Reproduce the lines of the listing below verbatim, from the line with "star-badge-icon: [450, 125, 488, 161]" to the line with "featured-post-card[interactable]: Tara Fitness", both included, and nothing else.

• PROVIDED DATA:
::::::::::

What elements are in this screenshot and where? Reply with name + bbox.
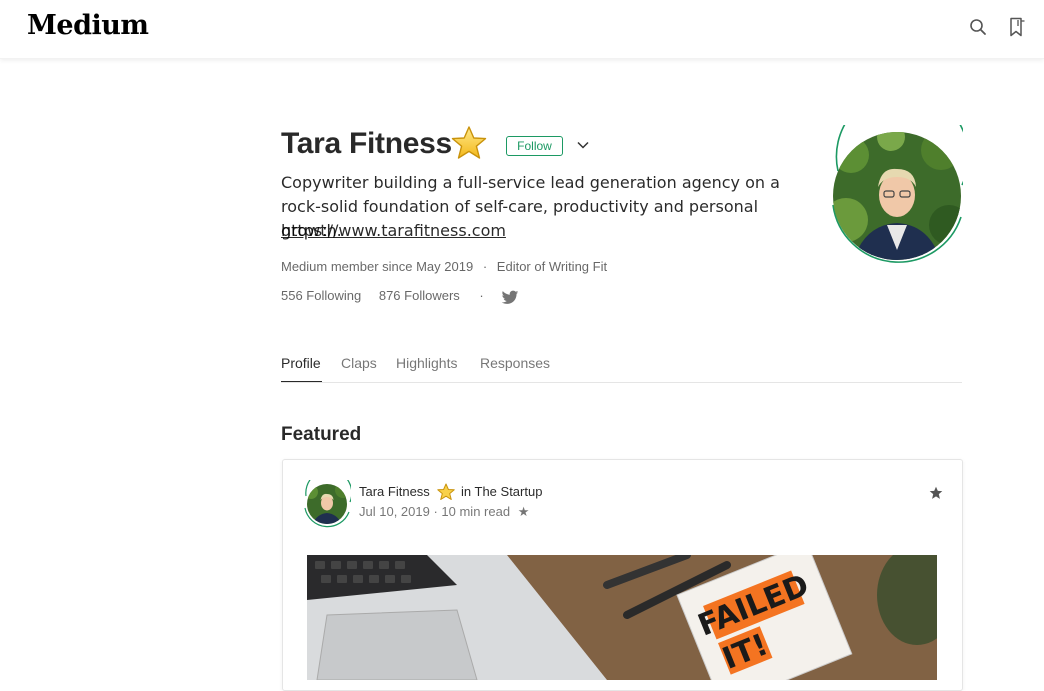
star-badge-icon: [450, 125, 488, 161]
profile-name: Tara Fitness: [281, 127, 452, 160]
profile-meta: Medium member since May 2019 · Editor of…: [281, 259, 607, 274]
profile-counts: 556 Following 876 Followers ·: [281, 288, 498, 303]
following-link[interactable]: 556 Following: [281, 288, 361, 303]
followers-link[interactable]: 876 Followers: [379, 288, 460, 303]
tab-claps[interactable]: Claps: [341, 355, 377, 371]
star-badge-icon: [436, 483, 456, 501]
counts-separator: ·: [479, 288, 484, 303]
medium-logo[interactable]: Medium: [27, 10, 149, 41]
member-since: Medium member since May 2019: [281, 259, 474, 274]
tab-highlights[interactable]: Highlights: [396, 355, 457, 371]
post-publication: in The Startup: [461, 484, 542, 499]
profile-website-link[interactable]: https://www.tarafitness.com: [281, 219, 506, 243]
editor-of-link[interactable]: Editor of Writing Fit: [497, 259, 607, 274]
read-time: · 10 min read: [433, 504, 511, 519]
search-icon[interactable]: [968, 17, 988, 37]
featured-post-card[interactable]: Tara Fitness in The Startup Jul 10, 2019…: [282, 459, 963, 691]
tab-responses[interactable]: Responses: [480, 355, 550, 371]
twitter-icon[interactable]: [501, 290, 519, 306]
profile-avatar[interactable]: [831, 89, 970, 269]
follow-button[interactable]: Follow: [506, 136, 563, 156]
member-star: ★: [517, 504, 530, 519]
in-label: in: [461, 484, 472, 499]
bookmark-icon[interactable]: [1007, 17, 1027, 37]
chevron-down-icon[interactable]: [576, 138, 590, 152]
active-tab-indicator: [281, 381, 322, 382]
publication-link[interactable]: The Startup: [475, 484, 543, 499]
post-cover-image[interactable]: FAILED IT!: [307, 555, 937, 680]
member-only-star-icon[interactable]: [929, 486, 943, 500]
post-author: Tara Fitness: [359, 484, 430, 499]
profile-tabs: Profile Claps Highlights Responses: [281, 352, 962, 383]
tab-profile[interactable]: Profile: [281, 355, 321, 371]
post-meta: Jul 10, 2019 · 10 min read ★: [359, 504, 529, 520]
top-bar: Medium: [0, 0, 1044, 59]
post-date: Jul 10, 2019: [359, 504, 430, 519]
post-author-link[interactable]: Tara Fitness: [359, 484, 430, 499]
author-avatar[interactable]: [303, 469, 353, 528]
featured-heading: Featured: [281, 424, 362, 445]
meta-separator: ·: [482, 259, 488, 274]
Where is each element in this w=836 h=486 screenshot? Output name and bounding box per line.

::::::::::

• RESULT:
star-badge-icon: [450, 125, 488, 161]
profile-name: Tara Fitness: [281, 127, 452, 160]
profile-meta: Medium member since May 2019 · Editor of…: [281, 259, 607, 274]
profile-counts: 556 Following 876 Followers ·: [281, 288, 498, 303]
following-link[interactable]: 556 Following: [281, 288, 361, 303]
followers-link[interactable]: 876 Followers: [379, 288, 460, 303]
tab-claps[interactable]: Claps: [341, 355, 377, 371]
star-badge-icon: [436, 483, 456, 501]
counts-separator: ·: [479, 288, 484, 303]
medium-logo[interactable]: Medium: [27, 10, 149, 41]
member-since: Medium member since May 2019: [281, 259, 474, 274]
tab-highlights[interactable]: Highlights: [396, 355, 457, 371]
post-publication: in The Startup: [461, 484, 542, 499]
profile-website-link[interactable]: https://www.tarafitness.com: [281, 219, 506, 243]
editor-of-link[interactable]: Editor of Writing Fit: [497, 259, 607, 274]
read-time: · 10 min read: [433, 504, 511, 519]
search-icon[interactable]: [968, 17, 988, 37]
featured-post-card[interactable]: Tara Fitness in The Startup Jul 10, 2019…: [282, 459, 963, 691]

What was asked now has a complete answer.